(Data items)

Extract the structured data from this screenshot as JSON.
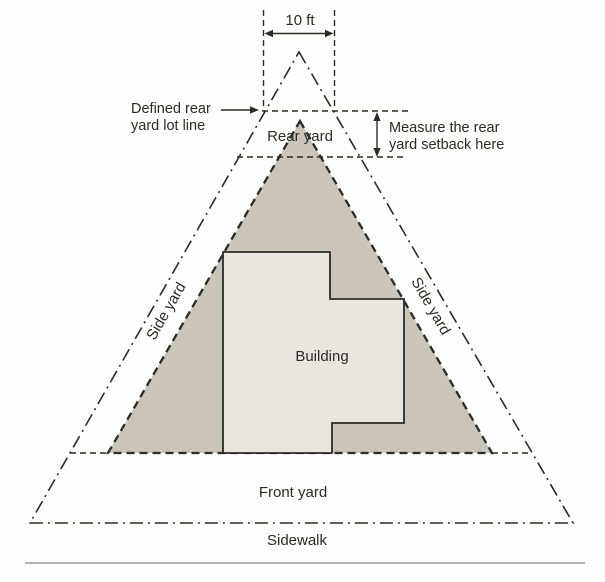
{
  "diagram": {
    "colors": {
      "background": "#fdfdfb",
      "line": "#2d2b28",
      "text": "#2d2b28",
      "side_yard_shade": "#cbc4b8",
      "building_fill": "#e9e6e0",
      "ground_line": "#8a8a8a"
    },
    "dimension_label": "10 ft",
    "annotations": {
      "defined_rear": {
        "line1": "Defined rear",
        "line2": "yard lot line"
      },
      "measure_setback": {
        "line1": "Measure the rear",
        "line2": "yard setback here"
      }
    },
    "areas": {
      "rear_yard": "Rear yard",
      "side_yard_left": "Side yard",
      "side_yard_right": "Side yard",
      "building": "Building",
      "front_yard": "Front yard",
      "sidewalk": "Sidewalk"
    }
  }
}
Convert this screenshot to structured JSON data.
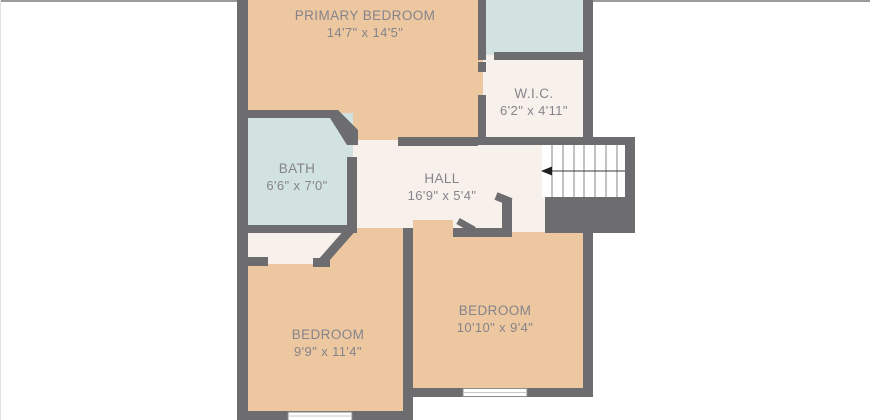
{
  "image_type": "second-floor floor plan",
  "colors": {
    "background": "#ffffff",
    "border_top": "#9b9b9b",
    "wall": "#6d6d6f",
    "floor_bedroom": "#edc7a0",
    "floor_bath": "#d2e2e0",
    "floor_hall": "#f8f0eb",
    "stair_fill": "#ffffff",
    "label_text": "#85848b"
  },
  "rooms": [
    {
      "id": "primary-bedroom",
      "name": "PRIMARY BEDROOM",
      "dimensions": "14'7\" x 14'5\""
    },
    {
      "id": "wic",
      "name": "W.I.C.",
      "dimensions": "6'2\" x 4'11\""
    },
    {
      "id": "bath",
      "name": "BATH",
      "dimensions": "6'6\" x 7'0\""
    },
    {
      "id": "hall",
      "name": "HALL",
      "dimensions": "16'9\" x 5'4\""
    },
    {
      "id": "bedroom-left",
      "name": "BEDROOM",
      "dimensions": "9'9\" x 11'4\""
    },
    {
      "id": "bedroom-right",
      "name": "BEDROOM",
      "dimensions": "10'10\" x 9'4\""
    }
  ],
  "stairs": {
    "tread_count": 8,
    "arrow_direction": "left"
  },
  "window_count": 2
}
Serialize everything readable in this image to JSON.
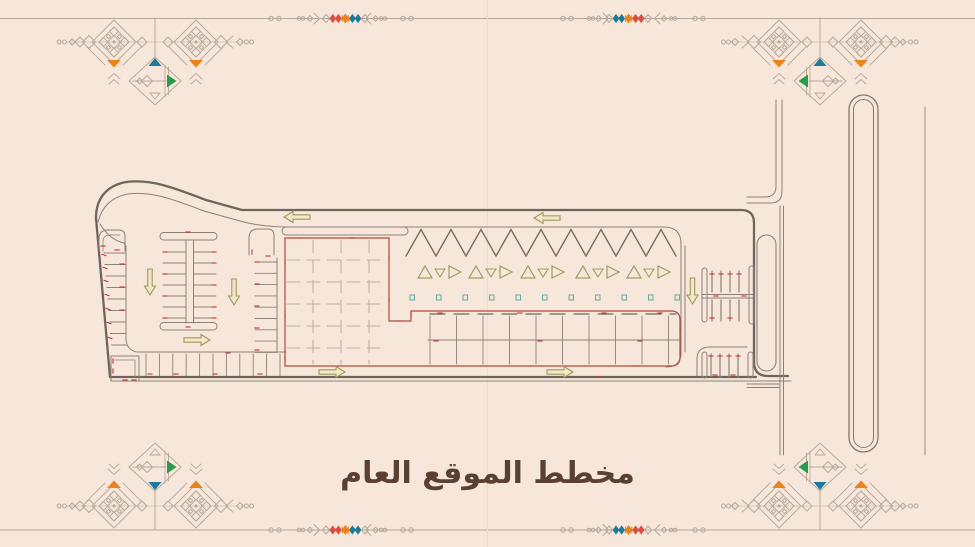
{
  "title": {
    "text": "مخطط الموقع العام"
  },
  "palette": {
    "background": "#f7e7da",
    "border_line": "#b3a89b",
    "ornament_line": "#b6aa9d",
    "road_dark": "#6e665d",
    "road_medium": "#8b8177",
    "road_light": "#9a9187",
    "plan_red": "#b3493c",
    "tick_red": "#c03a2c",
    "grid_line": "#ae9d8d",
    "arrow_olive": "#a2965c",
    "arrow_fill": "#f1e7c9",
    "symbol_olive": "#a89a5f",
    "symbol_teal": "#63aaa2",
    "accent_red": "#d94f43",
    "accent_orange": "#e8831e",
    "accent_teal": "#1d7a99",
    "accent_green": "#279b47",
    "title_color": "#594132",
    "guide_line": "#eedcca"
  },
  "ornaments": {
    "corners": [
      "top-left",
      "top-right",
      "bottom-left",
      "bottom-right"
    ],
    "accent_shapes": [
      "orange-triangle",
      "teal-triangle",
      "green-triangle"
    ],
    "border_motif_colors": [
      "red",
      "orange",
      "teal"
    ]
  },
  "plan": {
    "kind": "architectural-site-plan",
    "arrows": [
      {
        "name": "top-road-arrow-1",
        "dir": "left"
      },
      {
        "name": "top-road-arrow-2",
        "dir": "left"
      },
      {
        "name": "left-aisle-arrow",
        "dir": "down"
      },
      {
        "name": "center-aisle-arrow",
        "dir": "down"
      },
      {
        "name": "right-aisle-arrow",
        "dir": "down"
      },
      {
        "name": "mid-aisle-arrow",
        "dir": "right"
      },
      {
        "name": "lower-aisle-arrow-1",
        "dir": "right"
      },
      {
        "name": "lower-aisle-arrow-2",
        "dir": "right"
      }
    ]
  }
}
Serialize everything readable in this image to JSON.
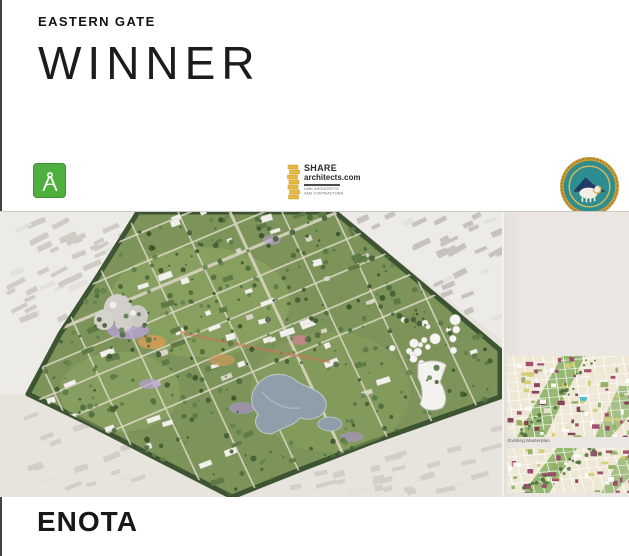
{
  "header": {
    "eyebrow": "EASTERN GATE",
    "title": "WINNER"
  },
  "logos": {
    "compass": {
      "bg_color": "#4faf3e"
    },
    "share": {
      "name": "SHARE",
      "domain": "architects.com",
      "tagline1": "LINK ARCHITECTS",
      "tagline2": "AND CONTRACTORS",
      "accent_color": "#e6b93f"
    },
    "emblem": {
      "ring_color": "#c79b3b",
      "field_color": "#2e8e8f"
    }
  },
  "right_panel": {
    "caption": "Existing Masterplan"
  },
  "footer": {
    "studio": "ENOTA"
  }
}
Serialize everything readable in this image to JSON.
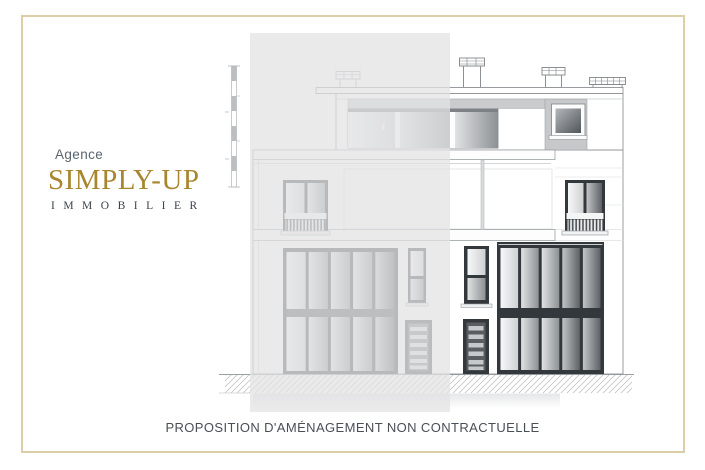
{
  "page": {
    "background_color": "#ffffff",
    "border_color": "#dccfa8"
  },
  "logo": {
    "agence": "Agence",
    "brand": "SIMPLY-UP",
    "subtitle": "IMMOBILIER",
    "brand_color": "#a8862f",
    "agence_color": "#5a646e",
    "subtitle_color": "#3a424c"
  },
  "caption": {
    "text": "PROPOSITION D'AMÉNAGEMENT NON CONTRACTUELLE",
    "color": "#494f56"
  },
  "drawing": {
    "type": "architectural elevation",
    "subject": "three-storey townhouse street facade",
    "left_half": "faded (existing state) under translucent overlay",
    "right_half": "full-contrast proposed design",
    "line_color": "#8e9296",
    "window_frame_color": "#33383c",
    "ground_style": "diagonal hatching",
    "features": [
      "height-scale-bar",
      "chimneys",
      "roof-terrace-glazing",
      "dormer-window",
      "french-balcony-windows",
      "storefront-glazing",
      "louvered-doors"
    ]
  }
}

#### TO DO
Within the listing above, work out how many lines contain the string "dimensions", and reply with that number only.

#### FINAL RESULT
6